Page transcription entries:
◆ ◆ ◆ ◆ ◆

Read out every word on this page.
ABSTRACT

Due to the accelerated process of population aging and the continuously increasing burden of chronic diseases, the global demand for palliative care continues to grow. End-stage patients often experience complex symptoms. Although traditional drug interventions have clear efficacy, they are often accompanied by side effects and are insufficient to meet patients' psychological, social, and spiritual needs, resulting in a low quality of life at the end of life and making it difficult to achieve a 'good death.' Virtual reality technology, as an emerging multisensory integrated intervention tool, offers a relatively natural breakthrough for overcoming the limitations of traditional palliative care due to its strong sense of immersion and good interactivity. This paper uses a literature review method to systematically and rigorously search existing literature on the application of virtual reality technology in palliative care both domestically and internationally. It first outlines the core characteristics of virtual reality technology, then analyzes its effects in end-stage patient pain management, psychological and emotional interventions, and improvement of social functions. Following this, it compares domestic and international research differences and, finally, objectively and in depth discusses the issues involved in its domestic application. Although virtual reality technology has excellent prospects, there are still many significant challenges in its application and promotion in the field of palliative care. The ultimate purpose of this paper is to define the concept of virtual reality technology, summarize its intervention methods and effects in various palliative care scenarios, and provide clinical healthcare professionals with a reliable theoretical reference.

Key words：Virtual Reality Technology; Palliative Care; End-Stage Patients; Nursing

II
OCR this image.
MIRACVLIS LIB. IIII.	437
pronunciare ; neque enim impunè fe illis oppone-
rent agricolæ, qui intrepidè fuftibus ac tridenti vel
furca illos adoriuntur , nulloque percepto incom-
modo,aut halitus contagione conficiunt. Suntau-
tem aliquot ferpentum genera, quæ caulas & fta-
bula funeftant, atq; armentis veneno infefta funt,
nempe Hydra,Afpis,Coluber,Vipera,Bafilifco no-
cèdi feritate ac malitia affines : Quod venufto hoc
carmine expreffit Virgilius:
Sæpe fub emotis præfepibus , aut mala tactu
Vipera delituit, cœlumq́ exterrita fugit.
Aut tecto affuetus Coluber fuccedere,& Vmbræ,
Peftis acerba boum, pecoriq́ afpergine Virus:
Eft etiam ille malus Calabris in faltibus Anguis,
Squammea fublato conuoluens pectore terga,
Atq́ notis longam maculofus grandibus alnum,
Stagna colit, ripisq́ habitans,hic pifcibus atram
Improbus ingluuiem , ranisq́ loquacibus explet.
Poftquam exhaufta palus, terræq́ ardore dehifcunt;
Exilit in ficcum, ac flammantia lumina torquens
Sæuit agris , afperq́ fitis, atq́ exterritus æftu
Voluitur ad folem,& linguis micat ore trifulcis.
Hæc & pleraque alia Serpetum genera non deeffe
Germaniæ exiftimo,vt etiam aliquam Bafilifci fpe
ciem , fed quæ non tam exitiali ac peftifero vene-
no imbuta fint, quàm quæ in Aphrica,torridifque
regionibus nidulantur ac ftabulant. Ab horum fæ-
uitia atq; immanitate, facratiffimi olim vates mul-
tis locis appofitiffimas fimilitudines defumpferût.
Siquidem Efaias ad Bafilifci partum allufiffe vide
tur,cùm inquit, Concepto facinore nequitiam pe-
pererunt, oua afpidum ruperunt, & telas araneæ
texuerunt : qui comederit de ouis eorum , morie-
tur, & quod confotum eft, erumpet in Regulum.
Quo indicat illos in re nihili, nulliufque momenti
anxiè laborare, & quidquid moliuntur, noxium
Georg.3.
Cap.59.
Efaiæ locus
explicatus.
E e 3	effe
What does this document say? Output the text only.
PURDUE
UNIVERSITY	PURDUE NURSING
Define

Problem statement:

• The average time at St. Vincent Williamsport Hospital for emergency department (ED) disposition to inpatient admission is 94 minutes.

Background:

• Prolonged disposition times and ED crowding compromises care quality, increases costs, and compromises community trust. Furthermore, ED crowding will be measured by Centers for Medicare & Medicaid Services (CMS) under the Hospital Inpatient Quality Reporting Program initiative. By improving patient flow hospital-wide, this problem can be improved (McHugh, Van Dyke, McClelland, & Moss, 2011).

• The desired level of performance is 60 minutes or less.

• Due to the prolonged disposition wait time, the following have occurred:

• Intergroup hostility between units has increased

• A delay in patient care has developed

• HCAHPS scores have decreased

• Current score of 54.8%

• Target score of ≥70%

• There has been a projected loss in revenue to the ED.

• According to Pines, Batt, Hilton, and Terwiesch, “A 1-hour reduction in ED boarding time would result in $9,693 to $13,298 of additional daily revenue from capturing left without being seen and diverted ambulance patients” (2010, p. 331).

◆ ◆ ◆ ◆ ◆

● The problem: Take the records shown above and output them again exactly.

● Answer for the task:
Read out every word on this page.
ABSTRACT

Due to the accelerated process of population aging and the continuously increasing burden of chronic diseases, the global demand for palliative care continues to grow. End-stage patients often experience complex symptoms. Although traditional drug interventions have clear efficacy, they are often accompanied by side effects and are insufficient to meet patients' psychological, social, and spiritual needs, resulting in a low quality of life at the end of life and making it difficult to achieve a 'good death.' Virtual reality technology, as an emerging multisensory integrated intervention tool, offers a relatively natural breakthrough for overcoming the limitations of traditional palliative care due to its strong sense of immersion and good interactivity. This paper uses a literature review method to systematically and rigorously search existing literature on the application of virtual reality technology in palliative care both domestically and internationally. It first outlines the core characteristics of virtual reality technology, then analyzes its effects in end-stage patient pain management, psychological and emotional interventions, and improvement of social functions. Following this, it compares domestic and international research differences and, finally, objectively and in depth discusses the issues involved in its domestic application. Although virtual reality technology has excellent prospects, there are still many significant challenges in its application and promotion in the field of palliative care. The ultimate purpose of this paper is to define the concept of virtual reality technology, summarize its intervention methods and effects in various palliative care scenarios, and provide clinical healthcare professionals with a reliable theoretical reference.

Key words：Virtual Reality Technology; Palliative Care; End-Stage Patients; Nursing

II
OCR this image.
MIRACVLIS LIB. IIII.	437
pronunciare ; neque enim impunè fe illis oppone-
rent agricolæ, qui intrepidè fuftibus ac tridenti vel
furca illos adoriuntur , nulloque percepto incom-
modo,aut halitus contagione conficiunt. Suntau-
tem aliquot ferpentum genera, quæ caulas & fta-
bula funeftant, atq; armentis veneno infefta funt,
nempe Hydra,Afpis,Coluber,Vipera,Bafilifco no-
cèdi feritate ac malitia affines : Quod venufto hoc
carmine expreffit Virgilius:
Sæpe fub emotis præfepibus , aut mala tactu
Vipera delituit, cœlumq́ exterrita fugit.
Aut tecto affuetus Coluber fuccedere,& Vmbræ,
Peftis acerba boum, pecoriq́ afpergine Virus:
Eft etiam ille malus Calabris in faltibus Anguis,
Squammea fublato conuoluens pectore terga,
Atq́ notis longam maculofus grandibus alnum,
Stagna colit, ripisq́ habitans,hic pifcibus atram
Improbus ingluuiem , ranisq́ loquacibus explet.
Poftquam exhaufta palus, terræq́ ardore dehifcunt;
Exilit in ficcum, ac flammantia lumina torquens
Sæuit agris , afperq́ fitis, atq́ exterritus æftu
Voluitur ad folem,& linguis micat ore trifulcis.
Hæc & pleraque alia Serpetum genera non deeffe
Germaniæ exiftimo,vt etiam aliquam Bafilifci fpe
ciem , fed quæ non tam exitiali ac peftifero vene-
no imbuta fint, quàm quæ in Aphrica,torridifque
regionibus nidulantur ac ftabulant. Ab horum fæ-
uitia atq; immanitate, facratiffimi olim vates mul-
tis locis appofitiffimas fimilitudines defumpferût.
Siquidem Efaias ad Bafilifci partum allufiffe vide
tur,cùm inquit, Concepto facinore nequitiam pe-
pererunt, oua afpidum ruperunt, & telas araneæ
texuerunt : qui comederit de ouis eorum , morie-
tur, & quod confotum eft, erumpet in Regulum.
Quo indicat illos in re nihili, nulliufque momenti
anxiè laborare, & quidquid moliuntur, noxium
Georg.3.
Cap.59.
Efaiæ locus
explicatus.
E e 3	effe
What does this document say? Output the text only.
PURDUE
UNIVERSITY	PURDUE NURSING
Define

Problem statement:

• The average time at St. Vincent Williamsport Hospital for emergency department (ED) disposition to inpatient admission is 94 minutes.

Background:

• Prolonged disposition times and ED crowding compromises care quality, increases costs, and compromises community trust. Furthermore, ED crowding will be measured by Centers for Medicare & Medicaid Services (CMS) under the Hospital Inpatient Quality Reporting Program initiative. By improving patient flow hospital-wide, this problem can be improved (McHugh, Van Dyke, McClelland, & Moss, 2011).

• The desired level of performance is 60 minutes or less.

• Due to the prolonged disposition wait time, the following have occurred:

• Intergroup hostility between units has increased

• A delay in patient care has developed

• HCAHPS scores have decreased

• Current score of 54.8%

• Target score of ≥70%

• There has been a projected loss in revenue to the ED.

• According to Pines, Batt, Hilton, and Terwiesch, “A 1-hour reduction in ED boarding time would result in $9,693 to $13,298 of additional daily revenue from capturing left without being seen and diverted ambulance patients” (2010, p. 331).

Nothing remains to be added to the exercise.